--- Exercise inputs ---
# # #

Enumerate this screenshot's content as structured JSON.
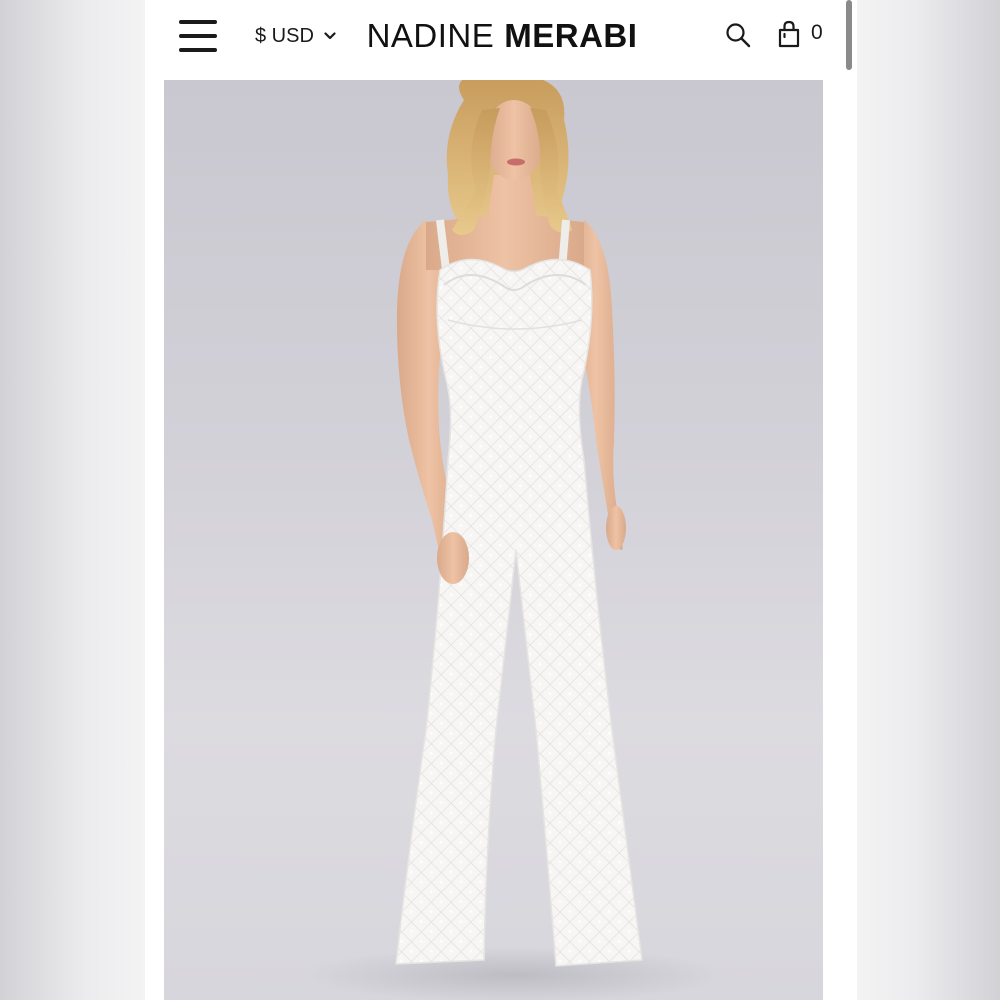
{
  "header": {
    "currency": "$ USD",
    "brand_light": "NADINE",
    "brand_bold": "MERABI",
    "cart_count": "0"
  },
  "icons": {
    "menu": "hamburger-menu-icon",
    "currency_toggle": "chevron-down-icon",
    "search": "search-icon",
    "cart": "shopping-bag-icon"
  },
  "product": {
    "image_alt": "Model wearing white sequin sweetheart-neck flared jumpsuit"
  },
  "colors": {
    "background": "#ffffff",
    "text": "#1a1a1a",
    "image_backdrop": "#d3d1d8"
  }
}
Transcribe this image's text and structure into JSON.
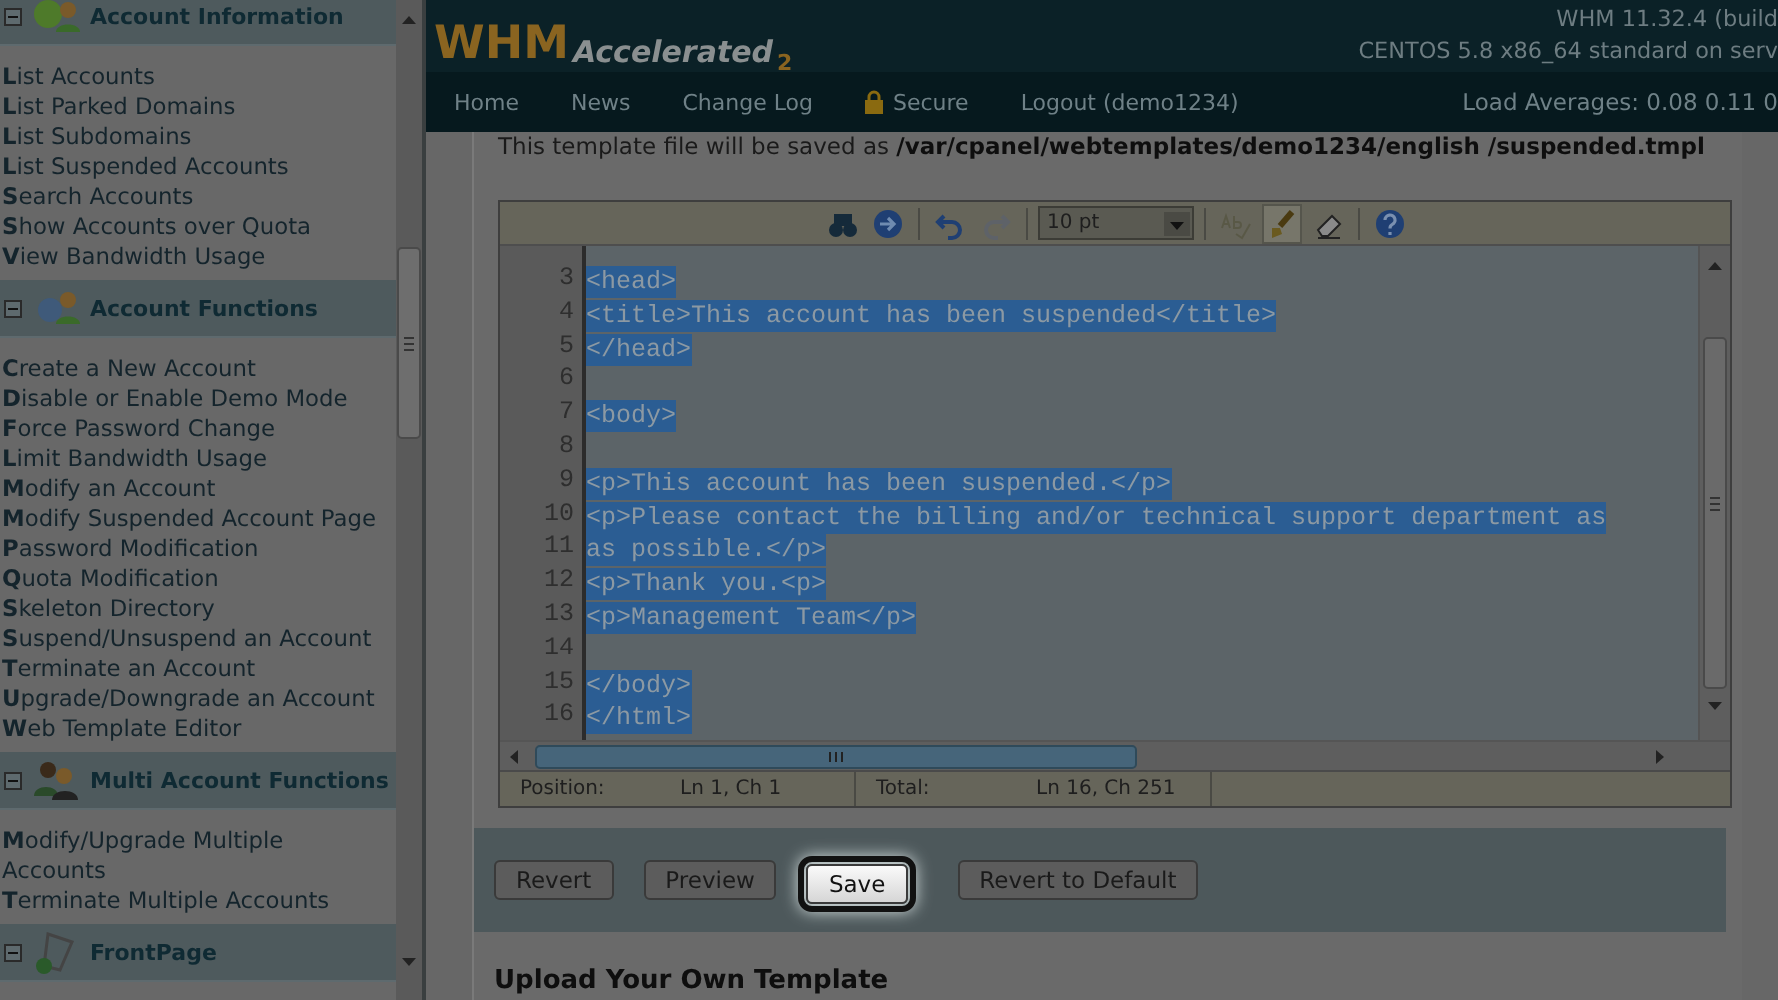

# # #

Copy out the data above exactly, except the pictures.

--- Task output ---
Enumerate this screenshot's content as structured JSON.
{
  "header": {
    "currency": "$ USD",
    "brand_light": "NADINE",
    "brand_bold": "MERABI",
    "cart_count": "0"
  },
  "icons": {
    "menu": "hamburger-menu-icon",
    "currency_toggle": "chevron-down-icon",
    "search": "search-icon",
    "cart": "shopping-bag-icon"
  },
  "product": {
    "image_alt": "Model wearing white sequin sweetheart-neck flared jumpsuit"
  },
  "colors": {
    "background": "#ffffff",
    "text": "#1a1a1a",
    "image_backdrop": "#d3d1d8"
  }
}
Transcribe this image's text and structure into JSON.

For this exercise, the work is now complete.